Saved entries —
+ + +

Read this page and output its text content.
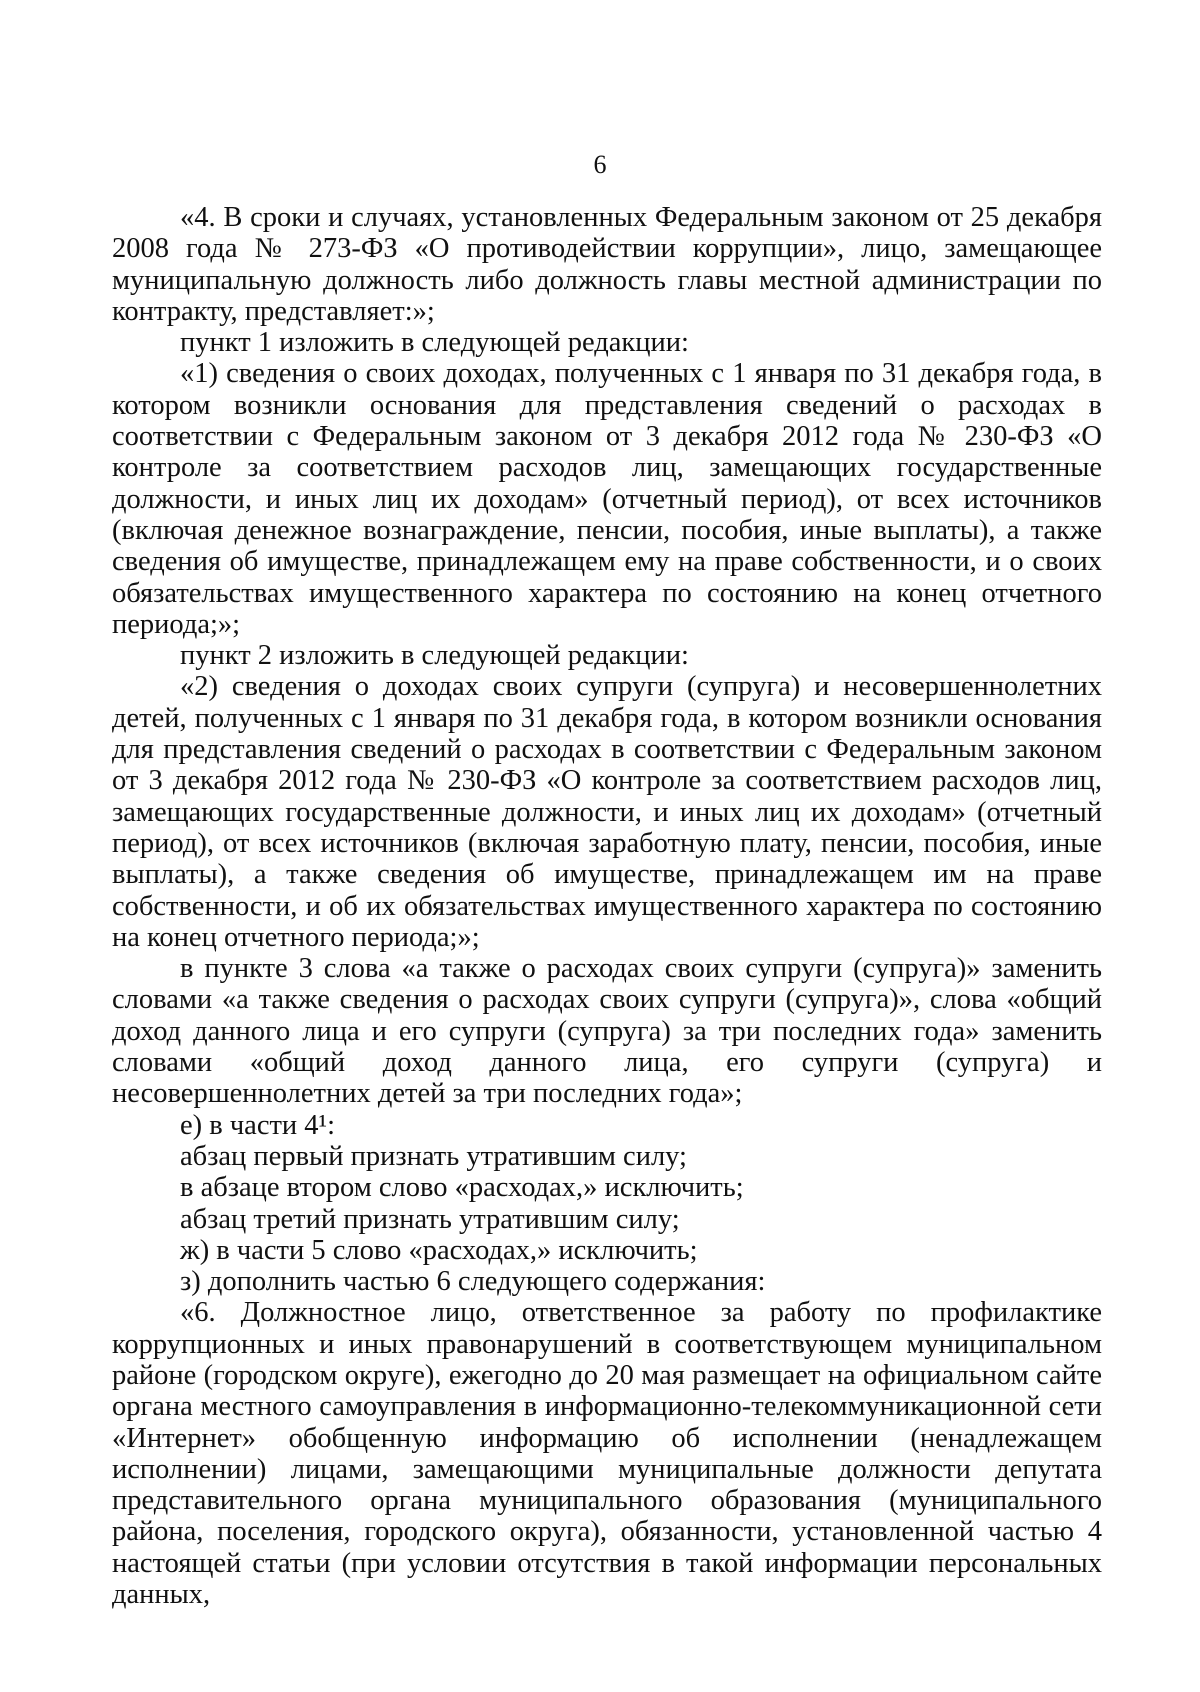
6

«4. В сроки и случаях, установленных Федеральным законом от 25 декабря 2008 года № 273-ФЗ «О противодействии коррупции», лицо, замещающее муниципальную должность либо должность главы местной администрации по контракту, представляет:»;

пункт 1 изложить в следующей редакции:

«1) сведения о своих доходах, полученных с 1 января по 31 декабря года, в котором возникли основания для представления сведений о расходах в соответствии с Федеральным законом от 3 декабря 2012 года № 230-ФЗ «О контроле за соответствием расходов лиц, замещающих государственные должности, и иных лиц их доходам» (отчетный период), от всех источников (включая денежное вознаграждение, пенсии, пособия, иные выплаты), а также сведения об имуществе, принадлежащем ему на праве собственности, и о своих обязательствах имущественного характера по состоянию на конец отчетного периода;»;

пункт 2 изложить в следующей редакции:

«2) сведения о доходах своих супруги (супруга) и несовершеннолетних детей, полученных с 1 января по 31 декабря года, в котором возникли основания для представления сведений о расходах в соответствии с Федеральным законом от 3 декабря 2012 года № 230-ФЗ «О контроле за соответствием расходов лиц, замещающих государственные должности, и иных лиц их доходам» (отчетный период), от всех источников (включая заработную плату, пенсии, пособия, иные выплаты), а также сведения об имуществе, принадлежащем им на праве собственности, и об их обязательствах имущественного характера по состоянию на конец отчетного периода;»;

в пункте 3 слова «а также о расходах своих супруги (супруга)» заменить словами «а также сведения о расходах своих супруги (супруга)», слова «общий доход данного лица и его супруги (супруга) за три последних года» заменить словами «общий доход данного лица, его супруги (супруга) и несовершеннолетних детей за три последних года»;

е) в части 4¹:

абзац первый признать утратившим силу;

в абзаце втором слово «расходах,» исключить;

абзац третий признать утратившим силу;

ж) в части 5 слово «расходах,» исключить;

з) дополнить частью 6 следующего содержания:

«6. Должностное лицо, ответственное за работу по профилактике коррупционных и иных правонарушений в соответствующем муниципальном районе (городском округе), ежегодно до 20 мая размещает на официальном сайте органа местного самоуправления в информационно-телекоммуникационной сети «Интернет» обобщенную информацию об исполнении (ненадлежащем исполнении) лицами, замещающими муниципальные должности депутата представительного органа муниципального образования (муниципального района, поселения, городского округа), обязанности, установленной частью 4 настоящей статьи (при условии отсутствия в такой информации персональных данных,
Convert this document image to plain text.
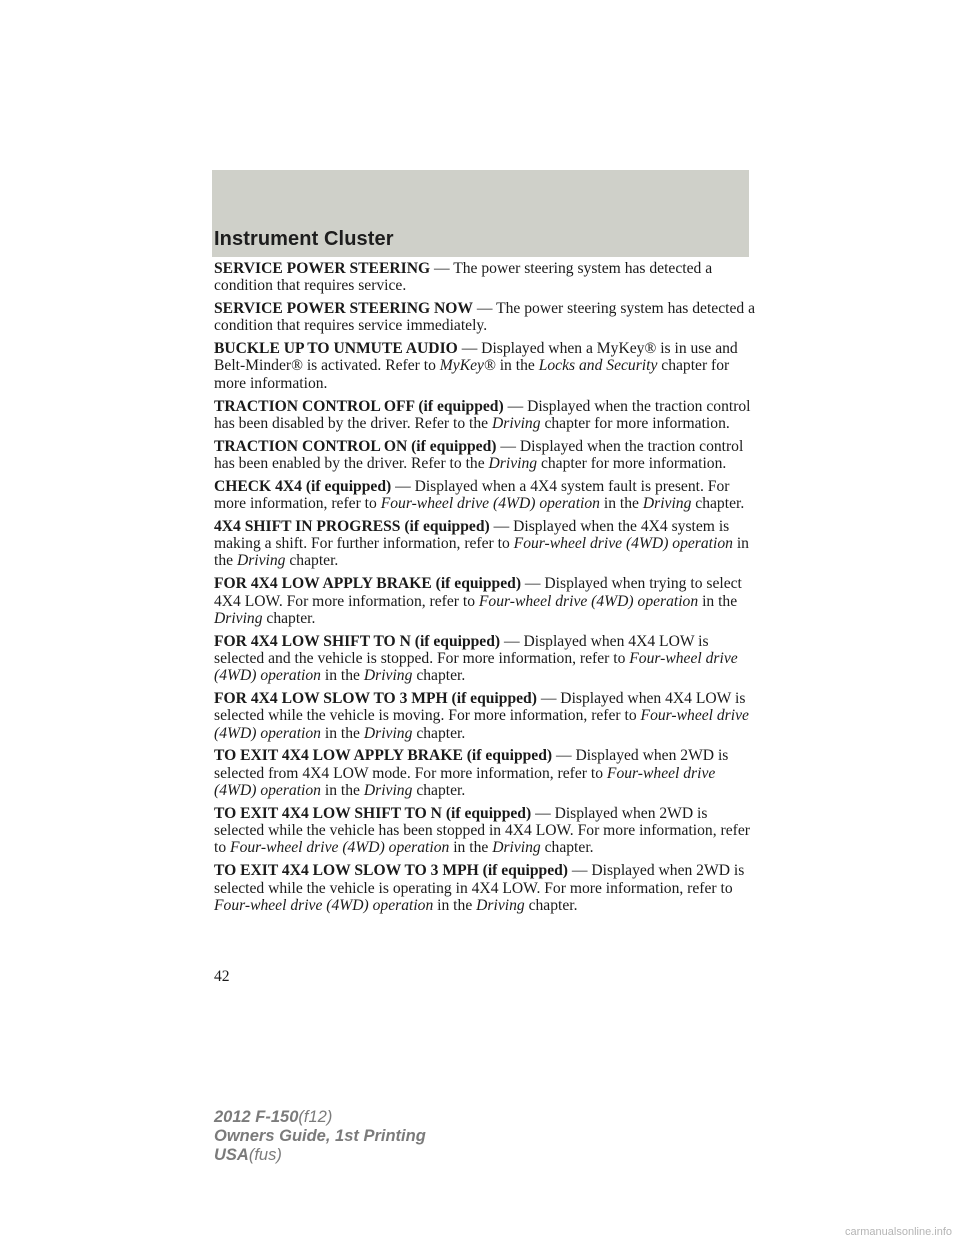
Instrument Cluster

SERVICE POWER STEERING — The power steering system has detected a condition that requires service.

SERVICE POWER STEERING NOW — The power steering system has detected a condition that requires service immediately.

BUCKLE UP TO UNMUTE AUDIO — Displayed when a MyKey® is in use and Belt-Minder® is activated. Refer to MyKey® in the Locks and Security chapter for more information.

TRACTION CONTROL OFF (if equipped) — Displayed when the traction control has been disabled by the driver. Refer to the Driving chapter for more information.

TRACTION CONTROL ON (if equipped) — Displayed when the traction control has been enabled by the driver. Refer to the Driving chapter for more information.

CHECK 4X4 (if equipped) — Displayed when a 4X4 system fault is present. For more information, refer to Four-wheel drive (4WD) operation in the Driving chapter.

4X4 SHIFT IN PROGRESS (if equipped) — Displayed when the 4X4 system is making a shift. For further information, refer to Four-wheel drive (4WD) operation in the Driving chapter.

FOR 4X4 LOW APPLY BRAKE (if equipped) — Displayed when trying to select 4X4 LOW. For more information, refer to Four-wheel drive (4WD) operation in the Driving chapter.

FOR 4X4 LOW SHIFT TO N (if equipped) — Displayed when 4X4 LOW is selected and the vehicle is stopped. For more information, refer to Four-wheel drive (4WD) operation in the Driving chapter.

FOR 4X4 LOW SLOW TO 3 MPH (if equipped) — Displayed when 4X4 LOW is selected while the vehicle is moving. For more information, refer to Four-wheel drive (4WD) operation in the Driving chapter.

TO EXIT 4X4 LOW APPLY BRAKE (if equipped) — Displayed when 2WD is selected from 4X4 LOW mode. For more information, refer to Four-wheel drive (4WD) operation in the Driving chapter.

TO EXIT 4X4 LOW SHIFT TO N (if equipped) — Displayed when 2WD is selected while the vehicle has been stopped in 4X4 LOW. For more information, refer to Four-wheel drive (4WD) operation in the Driving chapter.

TO EXIT 4X4 LOW SLOW TO 3 MPH (if equipped) — Displayed when 2WD is selected while the vehicle is operating in 4X4 LOW. For more information, refer to Four-wheel drive (4WD) operation in the Driving chapter.

42
2012 F-150(f12)
Owners Guide, 1st Printing
USA(fus)
carmanualsonline.info
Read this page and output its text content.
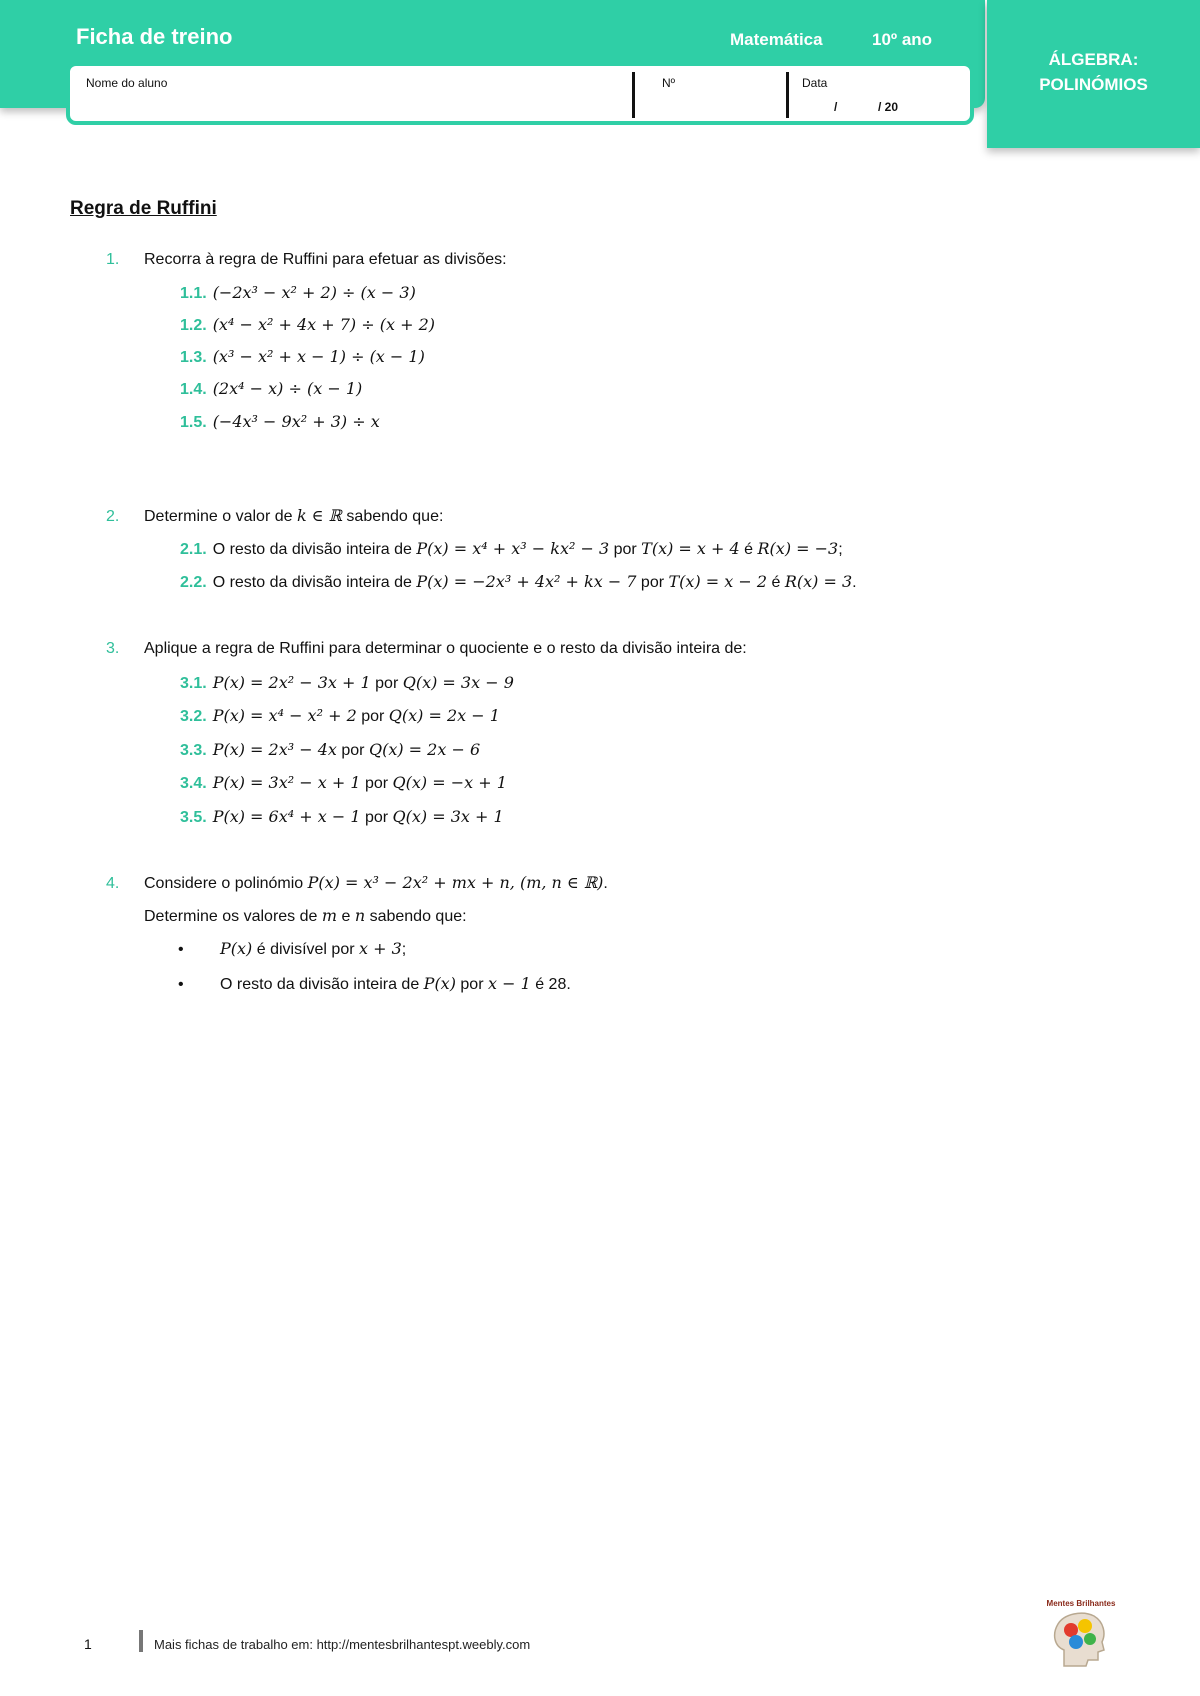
Ficha de treino	Matemática	10º ano
Nome do aluno	Nº	Data
/	/ 20
ÁLGEBRA:
POLINÓMIOS
Regra de Ruffini
1. Recorra à regra de Ruffini para efetuar as divisões:
1.1. (−2x³ − x² + 2) ÷ (x − 3)
1.2. (x⁴ − x² + 4x + 7) ÷ (x + 2)
1.3. (x³ − x² + x − 1) ÷ (x − 1)
1.4. (2x⁴ − x) ÷ (x − 1)
1.5. (−4x³ − 9x² + 3) ÷ x
2. Determine o valor de k ∈ ℝ sabendo que:
2.1. O resto da divisão inteira de P(x) = x⁴ + x³ − kx² − 3 por T(x) = x + 4 é R(x) = −3;
2.2. O resto da divisão inteira de P(x) = −2x³ + 4x² + kx − 7 por T(x) = x − 2 é R(x) = 3.
3. Aplique a regra de Ruffini para determinar o quociente e o resto da divisão inteira de:
3.1. P(x) = 2x² − 3x + 1 por Q(x) = 3x − 9
3.2. P(x) = x⁴ − x² + 2 por Q(x) = 2x − 1
3.3. P(x) = 2x³ − 4x por Q(x) = 2x − 6
3.4. P(x) = 3x² − x + 1 por Q(x) = −x + 1
3.5. P(x) = 6x⁴ + x − 1 por Q(x) = 3x + 1
4. Considere o polinómio P(x) = x³ − 2x² + mx + n, (m, n ∈ ℝ).
Determine os valores de m e n sabendo que:
• P(x) é divisível por x + 3;
• O resto da divisão inteira de P(x) por x − 1 é 28.
1	Mais fichas de trabalho em: http://mentesbrilhantespt.weebly.com
Mentes Brilhantes
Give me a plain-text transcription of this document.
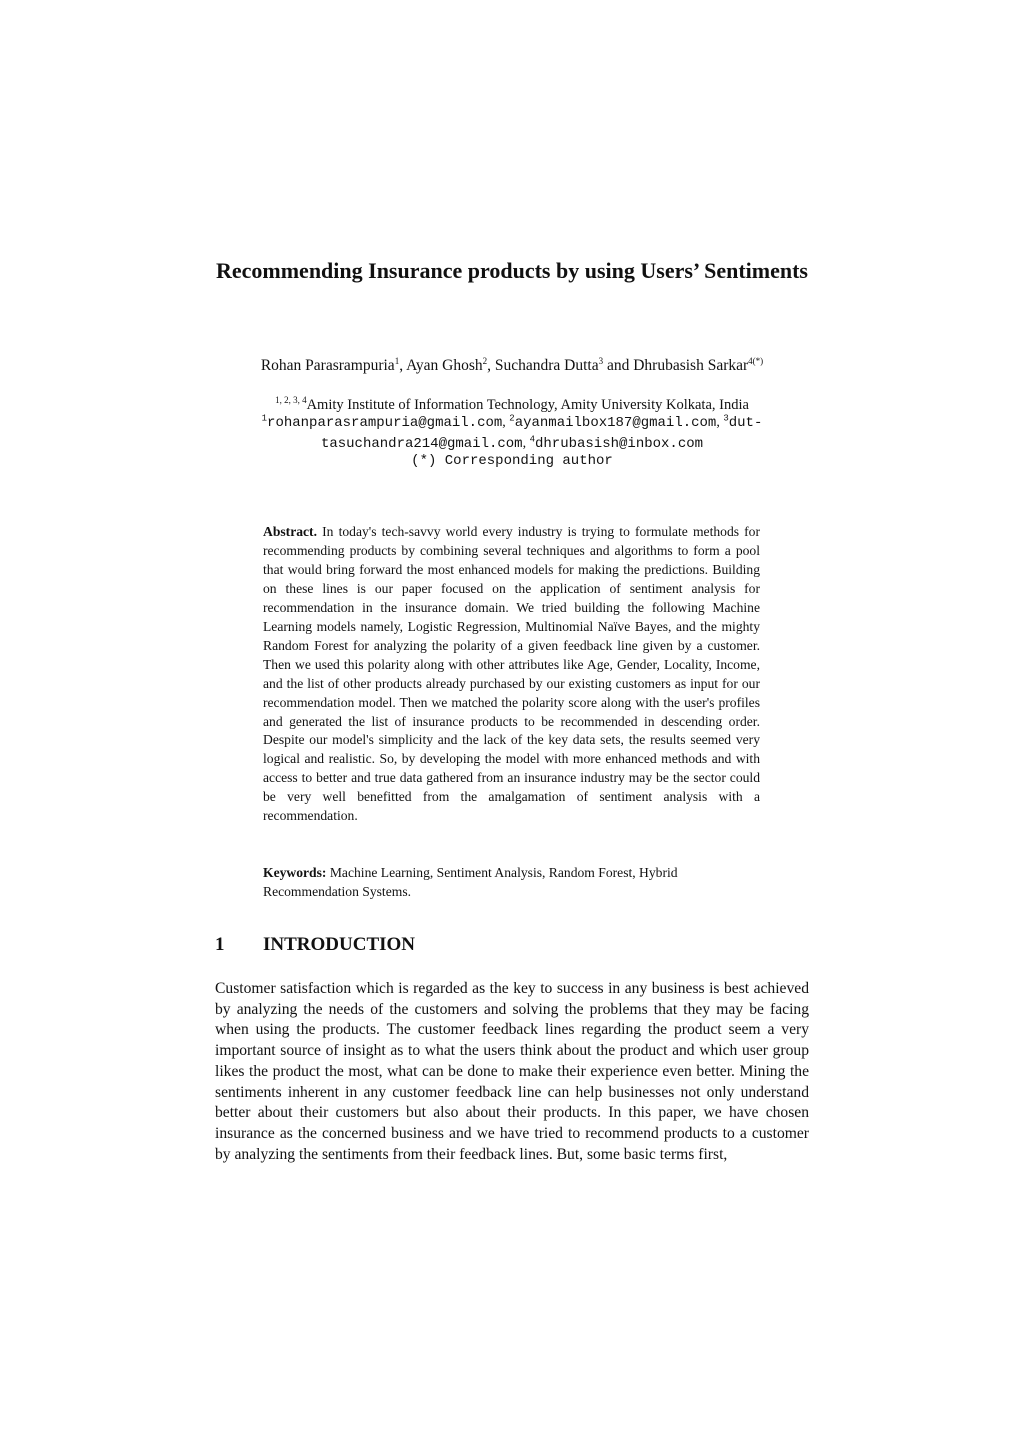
Recommending Insurance products by using Users’ Sentiments
Rohan Parasrampuria$^1$, Ayan Ghosh$^2$, Suchandra Dutta$^3$ and Dhrubasish Sarkar$^{4(*)}$
$^{1, 2, 3, 4}$Amity Institute of Information Technology, Amity University Kolkata, India
$^1$rohanparasrampuria@gmail.com, $^2$ayanmailbox187@gmail.com, $^3$dut-tasuchandra214@gmail.com, $^4$dhrubasish@inbox.com
(*) Corresponding author

Abstract. In today's tech-savvy world every industry is trying to formulate methods for recommending products by combining several techniques and algorithms to form a pool that would bring forward the most enhanced models for making the predictions. Building on these lines is our paper focused on the application of sentiment analysis for recommendation in the insurance domain. We tried building the following Machine Learning models namely, Logistic Regression, Multinomial Naïve Bayes, and the mighty Random Forest for analyzing the polarity of a given feedback line given by a customer. Then we used this polarity along with other attributes like Age, Gender, Locality, Income, and the list of other products already purchased by our existing customers as input for our recommendation model. Then we matched the polarity score along with the user's profiles and generated the list of insurance products to be recommended in descending order. Despite our model's simplicity and the lack of the key data sets, the results seemed very logical and realistic. So, by developing the model with more enhanced methods and with access to better and true data gathered from an insurance industry may be the sector could be very well benefitted from the amalgamation of sentiment analysis with a recommendation.

Keywords: Machine Learning, Sentiment Analysis, Random Forest, Hybrid Recommendation Systems.

1 INTRODUCTION

Customer satisfaction which is regarded as the key to success in any business is best achieved by analyzing the needs of the customers and solving the problems that they may be facing when using the products. The customer feedback lines regarding the product seem a very important source of insight as to what the users think about the product and which user group likes the product the most, what can be done to make their experience even better. Mining the sentiments inherent in any customer feedback line can help businesses not only understand better about their customers but also about their products. In this paper, we have chosen insurance as the concerned business and we have tried to recommend products to a customer by analyzing the sentiments from their feedback lines. But, some basic terms first,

+ + +

Task description —
Find the word "sabendo" and list each line it appears in.

Answer for the task —
2. Determine o valor de k ∈ ℝ sabendo que:
Determine os valores de m e n sabendo que:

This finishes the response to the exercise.